• **Tareas pendientes**:
1. Responde estas preguntas sobre el texto acerca de Emin y Rubio:
(a) ¿En qué lugar expone por estos días Tracey Emin?
(b) ¿Qué clases ha dado Marisa Rubio usando nombres inventados?
(c) ¿Sobre qué desarrolla Rubio una teoría a partir de estas experiencias?
2. Prosigue el texto acerca de Emin y Rubio a partir de su última oración.

• **Texto**:
════════

Pero los síntomas no se reducen –en absoluto– a Internet y sus efectos. Por un lado, una artista como la británica Tracey Emin –quien expone por estos días en el Malba– es célebre por exhibir una versión de los traumas de su autobiografía en espacios de arte. Por más que la autobiografía sea un género –con todas las codificaciones que esto implica–, Emin lleva explícitamente su vida personal al museo o la galería. En su reverso, otra artista como la argentina Marisa Rubio interpreta personajes de ficción sin nada que señale que está actuando. Así, con nombres inventados, ha dado clases para construir mandalas –a partir de saberes simulados– o participado, con identidades igualmente de fantasía, en programas de televisión dedicados a conflictos personales o sociales. “Mi interés es fundamentalmente interactuar con distintos circuitos o dimensiones dentro de la realidad mediante perfiles diseñados para cada caso –declara Rubio– y que esa interacción sea autosustentable e independiente una de otra.” A partir de estas experiencias, la artista desarrolla una teoría “sobre el análisis de los límites de la actuación fuera del escenario”, donde desarrolla personajes con los que opera en el mundo real.

════════

Ítems extraídos de una colección:
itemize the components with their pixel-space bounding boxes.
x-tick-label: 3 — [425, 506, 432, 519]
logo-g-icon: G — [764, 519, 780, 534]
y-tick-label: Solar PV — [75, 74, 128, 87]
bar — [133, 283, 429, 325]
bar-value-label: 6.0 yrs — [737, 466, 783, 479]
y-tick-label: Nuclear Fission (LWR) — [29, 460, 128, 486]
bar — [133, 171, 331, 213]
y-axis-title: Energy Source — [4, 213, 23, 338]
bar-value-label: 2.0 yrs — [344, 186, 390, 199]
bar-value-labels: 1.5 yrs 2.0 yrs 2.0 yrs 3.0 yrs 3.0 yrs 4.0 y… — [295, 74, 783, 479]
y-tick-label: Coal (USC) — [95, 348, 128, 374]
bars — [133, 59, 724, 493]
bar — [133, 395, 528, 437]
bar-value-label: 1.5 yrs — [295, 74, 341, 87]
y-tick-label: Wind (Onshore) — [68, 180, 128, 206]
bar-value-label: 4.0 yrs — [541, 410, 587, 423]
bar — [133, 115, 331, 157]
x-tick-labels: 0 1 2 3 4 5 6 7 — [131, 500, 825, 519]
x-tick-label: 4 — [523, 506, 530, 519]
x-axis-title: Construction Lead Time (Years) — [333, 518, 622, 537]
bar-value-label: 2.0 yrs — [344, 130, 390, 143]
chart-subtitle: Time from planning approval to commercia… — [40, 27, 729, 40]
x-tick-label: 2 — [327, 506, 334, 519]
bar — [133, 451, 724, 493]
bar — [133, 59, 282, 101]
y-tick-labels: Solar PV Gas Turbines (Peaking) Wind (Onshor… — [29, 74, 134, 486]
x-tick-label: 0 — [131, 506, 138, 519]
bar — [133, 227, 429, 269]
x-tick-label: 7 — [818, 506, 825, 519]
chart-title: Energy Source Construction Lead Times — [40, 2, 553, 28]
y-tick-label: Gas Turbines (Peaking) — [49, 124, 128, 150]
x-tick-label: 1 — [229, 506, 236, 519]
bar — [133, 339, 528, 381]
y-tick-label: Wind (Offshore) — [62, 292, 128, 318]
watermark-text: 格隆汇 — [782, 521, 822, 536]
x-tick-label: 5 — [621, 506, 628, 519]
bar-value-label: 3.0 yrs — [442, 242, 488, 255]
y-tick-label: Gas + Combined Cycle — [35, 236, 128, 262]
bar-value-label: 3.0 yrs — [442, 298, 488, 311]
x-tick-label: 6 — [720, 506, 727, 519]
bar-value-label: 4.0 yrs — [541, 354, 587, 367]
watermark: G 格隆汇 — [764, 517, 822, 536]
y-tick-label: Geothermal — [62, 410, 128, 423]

════════

• **Respuestas por ítem**:
1.
(a) En el Malba.
(b) Clases para construir mandalas, a partir de saberes simulados.
(c) Sobre el análisis de los límites de la actuación fuera del escenario.

2.
¿Una estética es el negativo de la otra?¿Se complementan? ¿Son los dos extremos de un mismo fenómeno? ¿Dos versiones extremas de la tauromaquia autobiográfica de Leiris en el siglo XXI?
Por otra parte, los artistas rosarinos Mauricio Caiazza e Inés Martino, que llevan adelante el colectivo Compartiendo Capital, presentaron entre 2003 y 2005 el proyecto PincheCable, en el cual, mediante un folleto, proporcionaron instrucciones precisas sobre cómo colgarse ilegalmente a una conexión de cable. Fueron entonces demandados penalmente por la empresa de TV por cable, acusados de “instigación a cometer delito”. Cuatro años después, mediante una apelación, fueron absueltos, invocando los beneficios de la autonomía artística. “En vez de amedrentar, la insistencia de la empresa de TV por cable otorgó una inesperada visibilidad a una práctica estético-comunicacional que, por otra parte, ya se encontraba desactivada”, comentaron entonces. No es menor que se presenten enunciando: “Internet no cambió nuestra manera de ver y entender el mundo. Internet ES nuestra manera de ver y entender el mundo, nuestro modo de consumir y relacionarnos”.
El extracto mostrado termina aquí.